Listed entries -
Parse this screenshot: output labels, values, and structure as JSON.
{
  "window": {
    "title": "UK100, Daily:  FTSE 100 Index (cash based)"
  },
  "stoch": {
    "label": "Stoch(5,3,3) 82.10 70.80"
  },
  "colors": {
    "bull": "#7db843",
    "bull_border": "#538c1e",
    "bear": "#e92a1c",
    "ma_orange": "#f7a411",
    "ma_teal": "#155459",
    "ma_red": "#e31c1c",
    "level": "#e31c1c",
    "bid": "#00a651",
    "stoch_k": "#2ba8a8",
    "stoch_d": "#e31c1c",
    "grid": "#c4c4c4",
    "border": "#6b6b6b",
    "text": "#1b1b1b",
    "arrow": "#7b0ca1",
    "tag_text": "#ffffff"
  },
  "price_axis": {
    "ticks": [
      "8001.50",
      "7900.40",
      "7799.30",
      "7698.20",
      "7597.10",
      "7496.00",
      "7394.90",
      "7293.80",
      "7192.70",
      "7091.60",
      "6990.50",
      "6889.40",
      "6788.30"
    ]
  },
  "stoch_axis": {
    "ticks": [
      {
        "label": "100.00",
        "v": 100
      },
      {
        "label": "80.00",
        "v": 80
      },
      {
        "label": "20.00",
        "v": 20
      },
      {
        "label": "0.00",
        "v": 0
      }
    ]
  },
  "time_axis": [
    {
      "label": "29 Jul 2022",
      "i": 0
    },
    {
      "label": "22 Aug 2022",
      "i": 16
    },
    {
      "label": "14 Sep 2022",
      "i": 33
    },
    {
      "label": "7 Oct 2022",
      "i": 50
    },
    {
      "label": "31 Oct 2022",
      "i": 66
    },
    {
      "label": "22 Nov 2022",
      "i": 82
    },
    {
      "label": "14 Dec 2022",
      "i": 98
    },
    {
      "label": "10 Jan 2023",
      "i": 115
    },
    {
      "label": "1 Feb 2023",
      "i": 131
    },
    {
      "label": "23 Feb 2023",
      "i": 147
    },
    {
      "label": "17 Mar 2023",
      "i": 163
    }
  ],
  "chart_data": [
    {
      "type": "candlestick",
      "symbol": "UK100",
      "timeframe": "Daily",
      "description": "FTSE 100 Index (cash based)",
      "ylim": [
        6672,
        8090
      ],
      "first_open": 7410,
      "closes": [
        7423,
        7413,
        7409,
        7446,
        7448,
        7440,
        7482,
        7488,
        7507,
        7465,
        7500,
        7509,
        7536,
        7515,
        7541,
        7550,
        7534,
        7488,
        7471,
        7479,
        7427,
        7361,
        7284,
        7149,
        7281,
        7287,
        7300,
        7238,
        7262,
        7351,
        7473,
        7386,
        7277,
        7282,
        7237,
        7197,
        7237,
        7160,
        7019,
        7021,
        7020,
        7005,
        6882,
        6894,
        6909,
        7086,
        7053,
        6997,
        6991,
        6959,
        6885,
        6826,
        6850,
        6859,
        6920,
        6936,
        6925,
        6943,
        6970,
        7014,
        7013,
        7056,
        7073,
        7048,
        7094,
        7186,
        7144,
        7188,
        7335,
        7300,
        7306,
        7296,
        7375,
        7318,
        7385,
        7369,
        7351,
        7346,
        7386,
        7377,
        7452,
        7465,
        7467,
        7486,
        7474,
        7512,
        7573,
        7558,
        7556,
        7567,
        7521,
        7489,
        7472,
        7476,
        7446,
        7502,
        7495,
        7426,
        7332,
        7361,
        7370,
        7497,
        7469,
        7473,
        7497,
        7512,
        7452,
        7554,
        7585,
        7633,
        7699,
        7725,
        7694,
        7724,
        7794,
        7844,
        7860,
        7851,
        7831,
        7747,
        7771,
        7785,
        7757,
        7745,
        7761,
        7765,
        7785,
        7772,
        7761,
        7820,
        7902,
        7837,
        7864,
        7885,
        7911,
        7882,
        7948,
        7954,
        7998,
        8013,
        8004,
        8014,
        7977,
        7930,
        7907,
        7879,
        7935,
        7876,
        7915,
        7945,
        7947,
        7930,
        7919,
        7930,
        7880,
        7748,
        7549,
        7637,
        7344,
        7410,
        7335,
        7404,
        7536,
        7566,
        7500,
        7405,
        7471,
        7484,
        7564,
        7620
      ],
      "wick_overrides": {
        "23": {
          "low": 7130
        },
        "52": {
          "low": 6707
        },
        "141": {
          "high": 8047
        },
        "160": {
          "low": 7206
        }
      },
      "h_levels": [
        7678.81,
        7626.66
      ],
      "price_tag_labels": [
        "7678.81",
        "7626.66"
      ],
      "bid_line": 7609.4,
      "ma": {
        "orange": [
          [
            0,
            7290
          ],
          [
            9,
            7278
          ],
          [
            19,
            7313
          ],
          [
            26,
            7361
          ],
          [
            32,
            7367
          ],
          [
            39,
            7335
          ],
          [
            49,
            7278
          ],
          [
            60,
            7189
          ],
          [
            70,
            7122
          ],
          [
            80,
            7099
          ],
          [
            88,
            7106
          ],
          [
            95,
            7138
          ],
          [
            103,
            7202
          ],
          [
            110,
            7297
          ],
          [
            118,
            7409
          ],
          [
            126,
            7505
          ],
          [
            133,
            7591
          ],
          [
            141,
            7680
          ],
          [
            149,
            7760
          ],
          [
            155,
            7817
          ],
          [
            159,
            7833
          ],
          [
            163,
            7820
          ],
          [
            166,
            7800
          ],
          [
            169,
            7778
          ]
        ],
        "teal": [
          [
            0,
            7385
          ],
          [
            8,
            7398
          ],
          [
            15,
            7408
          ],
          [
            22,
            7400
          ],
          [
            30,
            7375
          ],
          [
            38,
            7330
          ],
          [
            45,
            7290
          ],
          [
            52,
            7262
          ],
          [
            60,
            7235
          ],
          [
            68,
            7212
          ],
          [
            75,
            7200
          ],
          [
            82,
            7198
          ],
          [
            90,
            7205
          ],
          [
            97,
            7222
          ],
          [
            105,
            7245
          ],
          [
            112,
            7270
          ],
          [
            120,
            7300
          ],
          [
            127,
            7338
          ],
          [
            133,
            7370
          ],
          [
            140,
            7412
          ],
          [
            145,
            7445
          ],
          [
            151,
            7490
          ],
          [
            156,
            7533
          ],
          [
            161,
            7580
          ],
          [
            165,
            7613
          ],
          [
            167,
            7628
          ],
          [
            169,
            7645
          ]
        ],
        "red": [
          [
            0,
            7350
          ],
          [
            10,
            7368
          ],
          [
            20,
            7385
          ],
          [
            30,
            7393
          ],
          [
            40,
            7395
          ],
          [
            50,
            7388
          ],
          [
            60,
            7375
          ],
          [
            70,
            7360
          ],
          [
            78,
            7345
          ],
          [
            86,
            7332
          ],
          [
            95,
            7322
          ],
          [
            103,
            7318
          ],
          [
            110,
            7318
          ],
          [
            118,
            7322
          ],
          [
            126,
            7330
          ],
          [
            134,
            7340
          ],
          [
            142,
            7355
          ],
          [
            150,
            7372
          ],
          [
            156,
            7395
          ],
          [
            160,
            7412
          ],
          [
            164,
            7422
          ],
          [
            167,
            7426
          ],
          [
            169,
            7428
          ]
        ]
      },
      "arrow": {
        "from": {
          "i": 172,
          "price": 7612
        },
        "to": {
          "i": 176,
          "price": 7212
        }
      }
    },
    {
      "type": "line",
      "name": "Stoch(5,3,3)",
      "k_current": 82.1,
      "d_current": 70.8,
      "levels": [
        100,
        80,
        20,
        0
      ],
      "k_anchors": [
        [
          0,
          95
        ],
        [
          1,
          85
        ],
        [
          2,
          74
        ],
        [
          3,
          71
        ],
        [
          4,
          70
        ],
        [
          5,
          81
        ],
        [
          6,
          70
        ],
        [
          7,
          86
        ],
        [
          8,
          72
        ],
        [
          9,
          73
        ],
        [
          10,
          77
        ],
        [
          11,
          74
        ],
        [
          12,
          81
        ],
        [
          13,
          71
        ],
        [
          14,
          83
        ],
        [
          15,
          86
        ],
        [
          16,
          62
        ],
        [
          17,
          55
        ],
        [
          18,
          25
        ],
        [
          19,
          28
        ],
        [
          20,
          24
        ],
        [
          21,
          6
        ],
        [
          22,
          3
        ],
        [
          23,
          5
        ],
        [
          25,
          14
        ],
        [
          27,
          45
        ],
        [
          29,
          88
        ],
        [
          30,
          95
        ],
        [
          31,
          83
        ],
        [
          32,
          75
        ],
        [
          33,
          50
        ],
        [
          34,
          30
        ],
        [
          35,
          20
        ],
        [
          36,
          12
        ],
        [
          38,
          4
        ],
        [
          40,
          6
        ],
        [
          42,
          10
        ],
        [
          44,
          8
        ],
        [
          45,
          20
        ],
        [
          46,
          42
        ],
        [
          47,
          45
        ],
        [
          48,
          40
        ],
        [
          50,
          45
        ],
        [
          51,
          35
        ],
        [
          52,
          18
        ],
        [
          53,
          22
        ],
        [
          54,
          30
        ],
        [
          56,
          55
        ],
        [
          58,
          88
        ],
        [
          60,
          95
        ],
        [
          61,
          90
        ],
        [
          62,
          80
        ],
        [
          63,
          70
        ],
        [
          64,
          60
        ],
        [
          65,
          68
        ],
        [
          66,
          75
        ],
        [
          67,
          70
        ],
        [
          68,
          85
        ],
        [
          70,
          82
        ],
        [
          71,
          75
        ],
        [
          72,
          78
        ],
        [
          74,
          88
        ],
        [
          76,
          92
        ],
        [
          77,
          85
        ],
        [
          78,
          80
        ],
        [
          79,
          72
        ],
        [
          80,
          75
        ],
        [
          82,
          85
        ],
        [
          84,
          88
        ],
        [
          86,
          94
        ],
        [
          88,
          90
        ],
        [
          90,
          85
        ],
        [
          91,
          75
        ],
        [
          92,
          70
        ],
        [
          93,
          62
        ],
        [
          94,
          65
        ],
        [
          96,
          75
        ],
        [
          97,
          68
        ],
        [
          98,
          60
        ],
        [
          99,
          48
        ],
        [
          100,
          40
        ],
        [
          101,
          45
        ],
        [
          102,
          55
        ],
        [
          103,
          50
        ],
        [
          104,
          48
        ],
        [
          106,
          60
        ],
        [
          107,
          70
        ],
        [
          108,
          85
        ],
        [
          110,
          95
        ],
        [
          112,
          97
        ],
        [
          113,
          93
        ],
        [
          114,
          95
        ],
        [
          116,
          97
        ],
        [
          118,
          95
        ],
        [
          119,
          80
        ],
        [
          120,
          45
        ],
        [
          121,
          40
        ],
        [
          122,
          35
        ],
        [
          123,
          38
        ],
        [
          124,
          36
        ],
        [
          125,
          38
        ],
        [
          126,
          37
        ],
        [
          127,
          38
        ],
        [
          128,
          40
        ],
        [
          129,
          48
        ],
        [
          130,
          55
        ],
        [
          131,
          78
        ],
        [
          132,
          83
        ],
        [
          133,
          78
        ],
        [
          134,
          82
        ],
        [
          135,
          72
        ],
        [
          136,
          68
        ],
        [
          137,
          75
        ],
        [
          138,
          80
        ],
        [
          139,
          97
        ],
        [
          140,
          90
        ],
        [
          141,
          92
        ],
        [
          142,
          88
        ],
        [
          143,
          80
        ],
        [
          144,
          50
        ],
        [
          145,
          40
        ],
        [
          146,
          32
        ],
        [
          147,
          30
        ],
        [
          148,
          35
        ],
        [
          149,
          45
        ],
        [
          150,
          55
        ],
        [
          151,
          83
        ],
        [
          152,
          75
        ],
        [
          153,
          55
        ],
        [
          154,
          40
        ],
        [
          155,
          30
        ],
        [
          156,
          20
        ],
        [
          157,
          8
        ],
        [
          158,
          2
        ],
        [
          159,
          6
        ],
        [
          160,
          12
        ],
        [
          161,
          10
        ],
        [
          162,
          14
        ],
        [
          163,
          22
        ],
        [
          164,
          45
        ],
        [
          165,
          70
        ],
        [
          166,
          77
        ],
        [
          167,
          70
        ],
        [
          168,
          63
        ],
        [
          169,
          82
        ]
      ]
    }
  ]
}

Prompt -
Looking at the entries above, how many lines contain the word "cash"? Answer with the number alone.

Solution -
2